Stored records

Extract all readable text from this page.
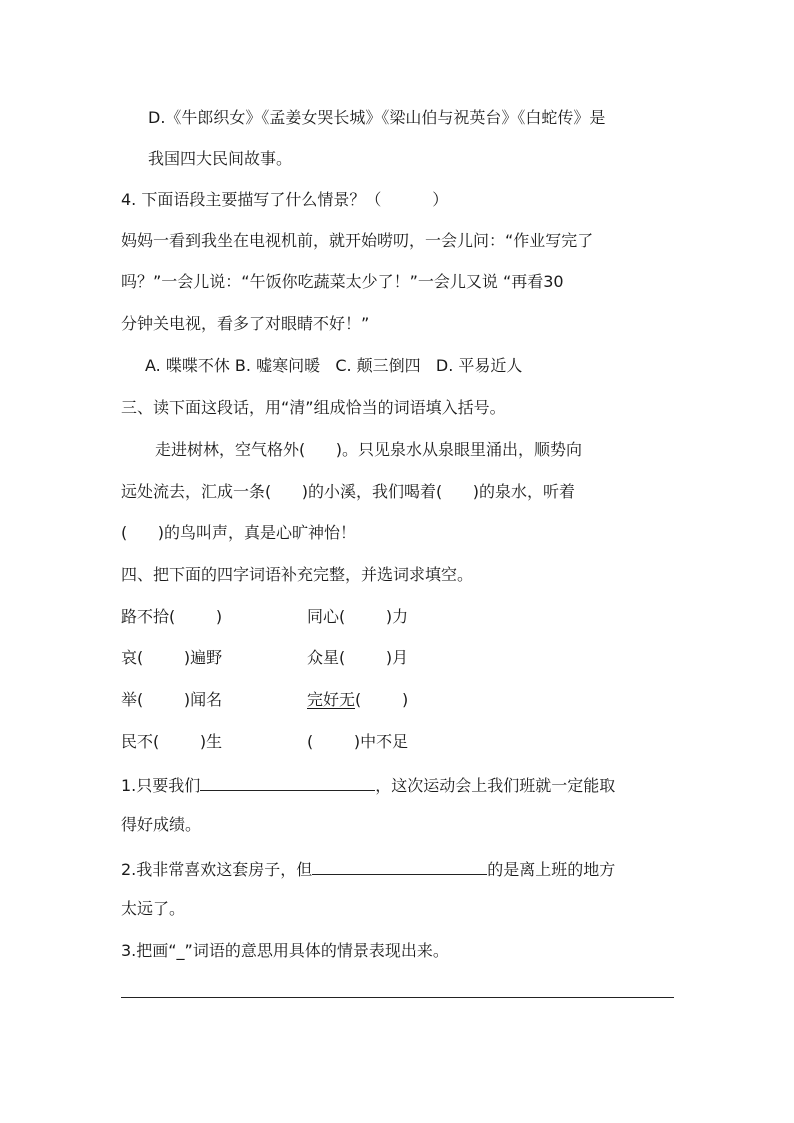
D.《牛郎织女》《孟姜女哭长城》《梁山伯与祝英台》《白蛇传》是
我国四大民间故事。
4. 下面语段主要描写了什么情景？（          ）
妈妈一看到我坐在电视机前，就开始唠叨，一会儿问：“作业写完了
吗？”一会儿说：“午饭你吃蔬菜太少了！”一会儿又说 “再看30
分钟关电视，看多了对眼睛不好！”
A. 喋喋不休 B. 嘘寒问暖   C. 颠三倒四   D. 平易近人
三、读下面这段话，用“清”组成恰当的词语填入括号。
走进树林，空气格外(      )。只见泉水从泉眼里涌出，顺势向
远处流去，汇成一条(      )的小溪，我们喝着(      )的泉水，听着
(      )的鸟叫声，真是心旷神怡！
四、把下面的四字词语补充完整，并选词求填空。
路不拾(        )	同心(        )力
哀(        )遍野	众星(        )月
举(        )闻名	完好无(        )
民不(        )生	(        )中不足
1.只要我们	，这次运动会上我们班就一定能取
得好成绩。
2.我非常喜欢这套房子，但	的是离上班的地方
太远了。
3.把画“_”词语的意思用具体的情景表现出来。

Problem to solve
Repeat the data exactly, without the pictures.

Answer
Extract all readable text from this page.
D.《牛郎织女》《孟姜女哭长城》《梁山伯与祝英台》《白蛇传》是
我国四大民间故事。
4. 下面语段主要描写了什么情景？（          ）
妈妈一看到我坐在电视机前，就开始唠叨，一会儿问：“作业写完了
吗？”一会儿说：“午饭你吃蔬菜太少了！”一会儿又说 “再看30
分钟关电视，看多了对眼睛不好！”
A. 喋喋不休 B. 嘘寒问暖   C. 颠三倒四   D. 平易近人
三、读下面这段话，用“清”组成恰当的词语填入括号。
走进树林，空气格外(      )。只见泉水从泉眼里涌出，顺势向
远处流去，汇成一条(      )的小溪，我们喝着(      )的泉水，听着
(      )的鸟叫声，真是心旷神怡！
四、把下面的四字词语补充完整，并选词求填空。
路不拾(        )	同心(        )力
哀(        )遍野	众星(        )月
举(        )闻名	完好无(        )
民不(        )生	(        )中不足
1.只要我们	，这次运动会上我们班就一定能取
得好成绩。
2.我非常喜欢这套房子，但	的是离上班的地方
太远了。
3.把画“_”词语的意思用具体的情景表现出来。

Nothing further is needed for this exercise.